*YOUR TASK*. Skip the pictures and quote all of the lines exactly.

-- START --

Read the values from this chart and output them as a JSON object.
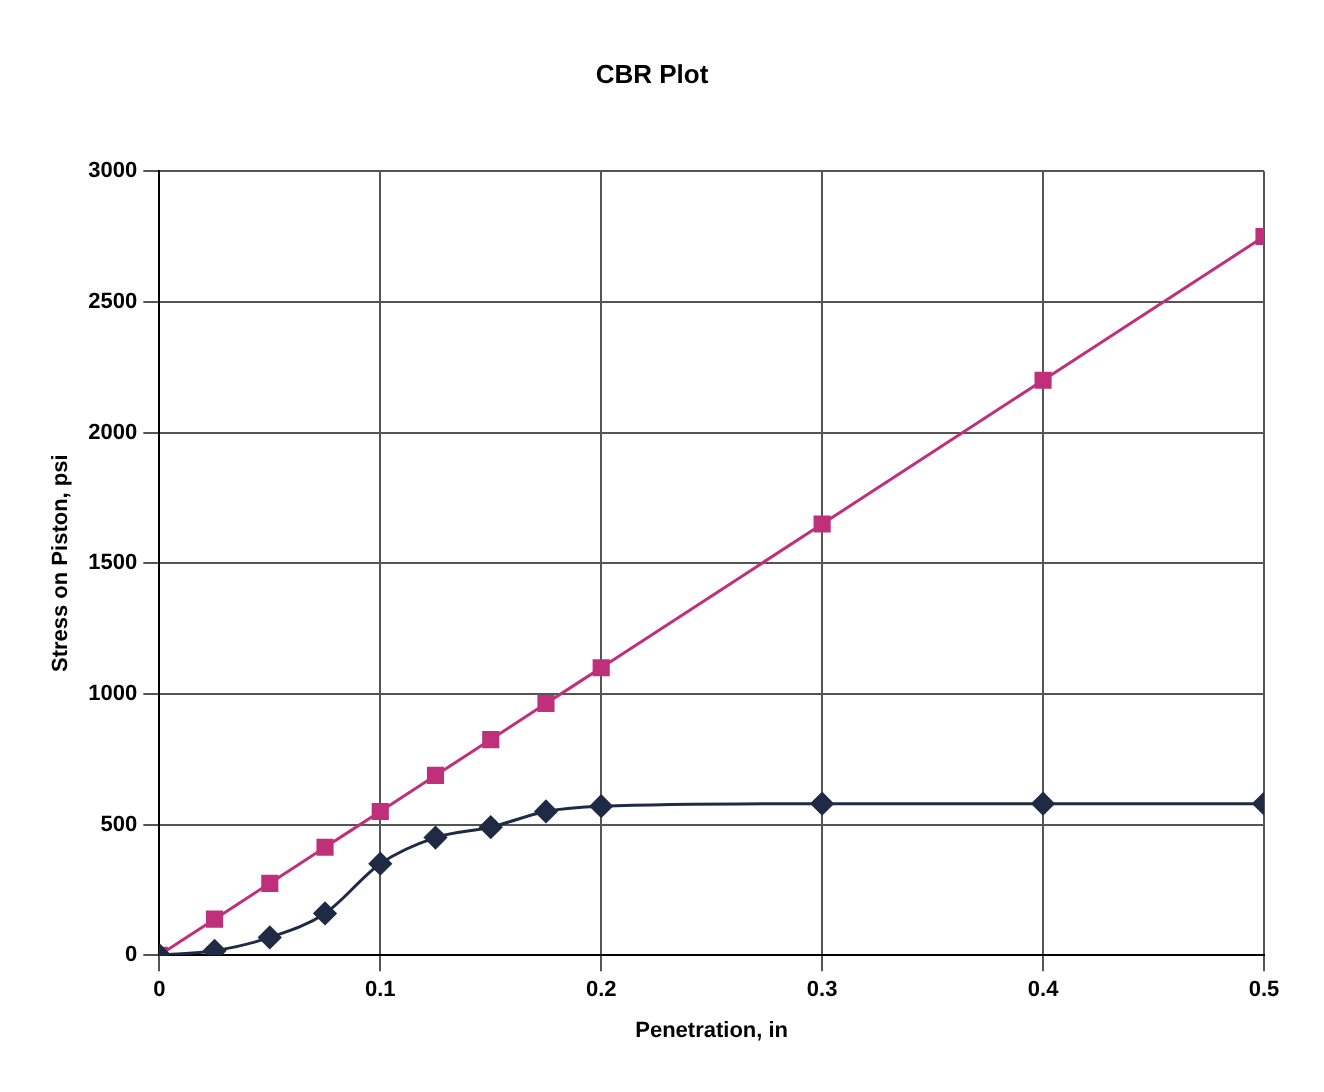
{
  "chart_data": {
    "type": "line",
    "title": "CBR Plot",
    "xlabel": "Penetration, in",
    "ylabel": "Stress on Piston, psi",
    "x": [
      0,
      0.025,
      0.05,
      0.075,
      0.1,
      0.125,
      0.15,
      0.175,
      0.2,
      0.3,
      0.4,
      0.5
    ],
    "series": [
      {
        "color": "#1f2a44",
        "marker": "diamond",
        "values": [
          0,
          17,
          68,
          160,
          350,
          450,
          490,
          550,
          570,
          580,
          580,
          580
        ]
      },
      {
        "color": "#c0307a",
        "marker": "square",
        "values": [
          0,
          138,
          275,
          413,
          550,
          688,
          825,
          963,
          1100,
          1650,
          2200,
          2750
        ]
      }
    ],
    "xlim": [
      0,
      0.5
    ],
    "xticks": [
      0,
      0.1,
      0.2,
      0.3,
      0.4,
      0.5
    ],
    "ylim": [
      0,
      3000
    ],
    "yticks": [
      0,
      500,
      1000,
      1500,
      2000,
      2500,
      3000
    ],
    "grid": true,
    "legend": false,
    "line_style": "solid"
  }
}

-- END --

*RESPONSE TO THIS TASK*.
Read the values from this chart and output them as a JSON object.
{
  "chart_data": {
    "type": "line",
    "title": "CBR Plot",
    "xlabel": "Penetration, in",
    "ylabel": "Stress on Piston, psi",
    "x": [
      0,
      0.025,
      0.05,
      0.075,
      0.1,
      0.125,
      0.15,
      0.175,
      0.2,
      0.3,
      0.4,
      0.5
    ],
    "series": [
      {
        "color": "#1f2a44",
        "marker": "diamond",
        "values": [
          0,
          17,
          68,
          160,
          350,
          450,
          490,
          550,
          570,
          580,
          580,
          580
        ]
      },
      {
        "color": "#c0307a",
        "marker": "square",
        "values": [
          0,
          138,
          275,
          413,
          550,
          688,
          825,
          963,
          1100,
          1650,
          2200,
          2750
        ]
      }
    ],
    "xlim": [
      0,
      0.5
    ],
    "xticks": [
      0,
      0.1,
      0.2,
      0.3,
      0.4,
      0.5
    ],
    "ylim": [
      0,
      3000
    ],
    "yticks": [
      0,
      500,
      1000,
      1500,
      2000,
      2500,
      3000
    ],
    "grid": true,
    "legend": false,
    "line_style": "solid"
  }
}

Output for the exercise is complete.